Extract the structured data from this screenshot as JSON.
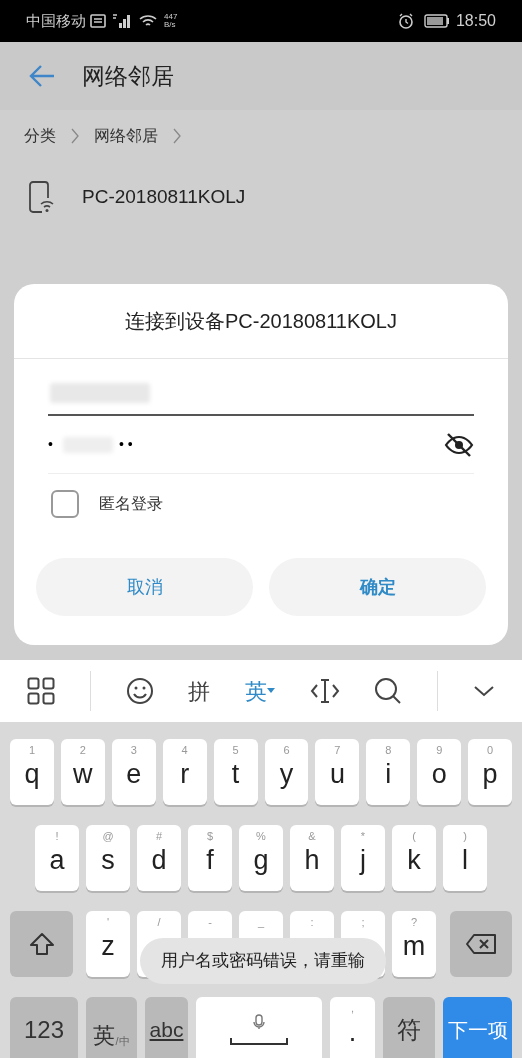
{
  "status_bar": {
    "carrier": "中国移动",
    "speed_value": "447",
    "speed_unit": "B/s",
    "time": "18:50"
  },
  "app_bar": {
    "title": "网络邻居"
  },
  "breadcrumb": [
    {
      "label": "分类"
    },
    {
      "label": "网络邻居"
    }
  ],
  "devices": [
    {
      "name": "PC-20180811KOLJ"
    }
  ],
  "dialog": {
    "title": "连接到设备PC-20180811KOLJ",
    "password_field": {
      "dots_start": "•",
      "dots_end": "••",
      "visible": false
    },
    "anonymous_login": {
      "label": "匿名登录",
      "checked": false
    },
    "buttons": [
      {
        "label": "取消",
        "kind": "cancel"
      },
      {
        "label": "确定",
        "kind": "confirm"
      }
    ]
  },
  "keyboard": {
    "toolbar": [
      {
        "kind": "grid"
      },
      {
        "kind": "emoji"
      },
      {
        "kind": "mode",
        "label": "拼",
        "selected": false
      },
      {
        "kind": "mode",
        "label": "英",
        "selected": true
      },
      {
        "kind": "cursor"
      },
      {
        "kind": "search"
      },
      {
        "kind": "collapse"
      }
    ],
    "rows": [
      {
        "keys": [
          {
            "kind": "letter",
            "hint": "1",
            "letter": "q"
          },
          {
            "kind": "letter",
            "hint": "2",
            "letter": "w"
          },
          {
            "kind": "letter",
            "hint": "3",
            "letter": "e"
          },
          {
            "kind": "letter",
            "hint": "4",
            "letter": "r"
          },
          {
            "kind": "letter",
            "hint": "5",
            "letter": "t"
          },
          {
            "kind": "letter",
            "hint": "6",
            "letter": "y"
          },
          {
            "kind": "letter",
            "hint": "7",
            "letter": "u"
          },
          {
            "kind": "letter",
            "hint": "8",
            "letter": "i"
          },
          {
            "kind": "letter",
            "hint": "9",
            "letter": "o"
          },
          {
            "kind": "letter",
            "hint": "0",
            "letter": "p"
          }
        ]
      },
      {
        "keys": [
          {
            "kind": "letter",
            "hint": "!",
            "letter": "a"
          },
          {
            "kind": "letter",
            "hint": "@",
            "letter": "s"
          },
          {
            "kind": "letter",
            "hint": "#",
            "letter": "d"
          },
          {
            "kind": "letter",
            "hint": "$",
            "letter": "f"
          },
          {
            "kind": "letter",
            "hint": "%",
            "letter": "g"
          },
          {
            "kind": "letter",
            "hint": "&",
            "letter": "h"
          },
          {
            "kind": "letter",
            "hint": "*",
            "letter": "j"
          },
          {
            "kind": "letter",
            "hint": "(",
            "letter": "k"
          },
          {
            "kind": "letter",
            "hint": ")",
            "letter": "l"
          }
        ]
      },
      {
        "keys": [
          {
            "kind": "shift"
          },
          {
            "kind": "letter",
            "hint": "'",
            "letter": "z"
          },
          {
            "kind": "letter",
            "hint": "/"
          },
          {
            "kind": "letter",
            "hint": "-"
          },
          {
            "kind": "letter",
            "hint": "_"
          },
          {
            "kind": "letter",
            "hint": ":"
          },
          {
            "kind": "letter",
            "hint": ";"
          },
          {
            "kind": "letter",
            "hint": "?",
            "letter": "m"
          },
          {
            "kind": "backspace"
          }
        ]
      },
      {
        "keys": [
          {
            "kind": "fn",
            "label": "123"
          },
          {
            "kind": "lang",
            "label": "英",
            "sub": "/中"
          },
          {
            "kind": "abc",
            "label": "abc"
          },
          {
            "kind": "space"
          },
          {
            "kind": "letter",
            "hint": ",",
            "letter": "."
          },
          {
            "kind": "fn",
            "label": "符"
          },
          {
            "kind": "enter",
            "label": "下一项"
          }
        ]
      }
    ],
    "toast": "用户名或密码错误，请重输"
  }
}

###

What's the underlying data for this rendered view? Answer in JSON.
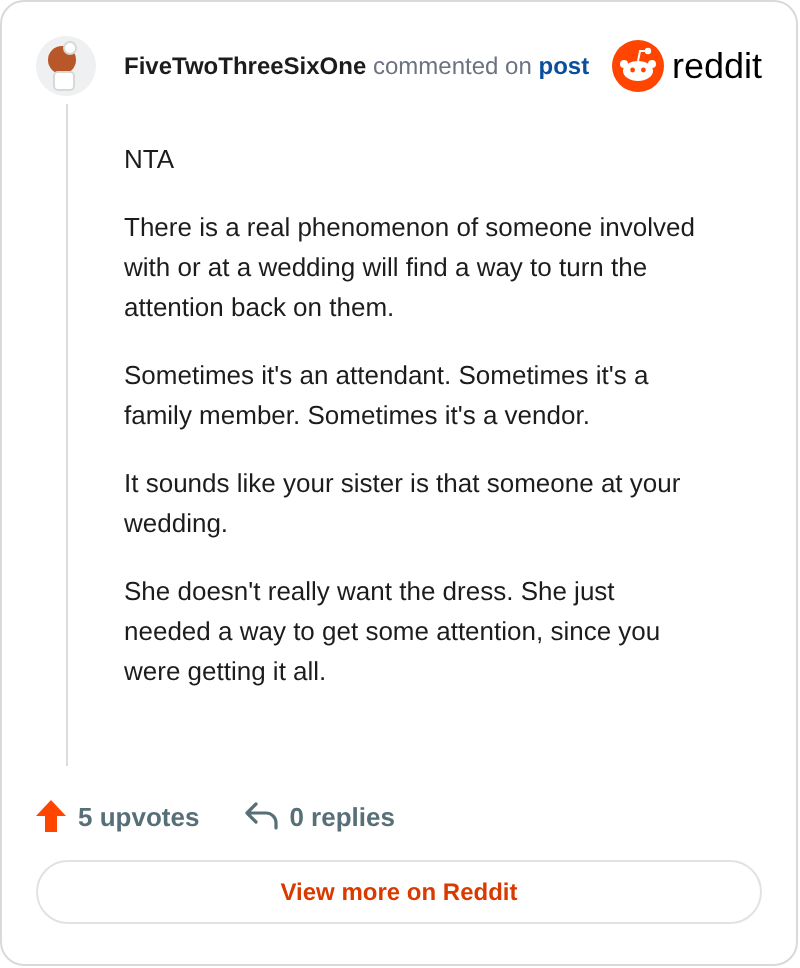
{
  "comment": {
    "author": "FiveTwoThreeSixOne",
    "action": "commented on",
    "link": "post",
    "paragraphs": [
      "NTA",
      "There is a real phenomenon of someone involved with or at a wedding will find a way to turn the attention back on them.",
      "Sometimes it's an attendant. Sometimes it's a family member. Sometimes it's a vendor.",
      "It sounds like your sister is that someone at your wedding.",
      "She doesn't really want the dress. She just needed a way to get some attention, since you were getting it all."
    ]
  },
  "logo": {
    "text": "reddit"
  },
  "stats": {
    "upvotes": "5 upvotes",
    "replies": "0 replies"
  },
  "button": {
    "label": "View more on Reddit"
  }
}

###

To be done ▸ Work out how many lines of the listing above include the word "wedding". Reply with nothing but the count.

Result of this task ▸ 2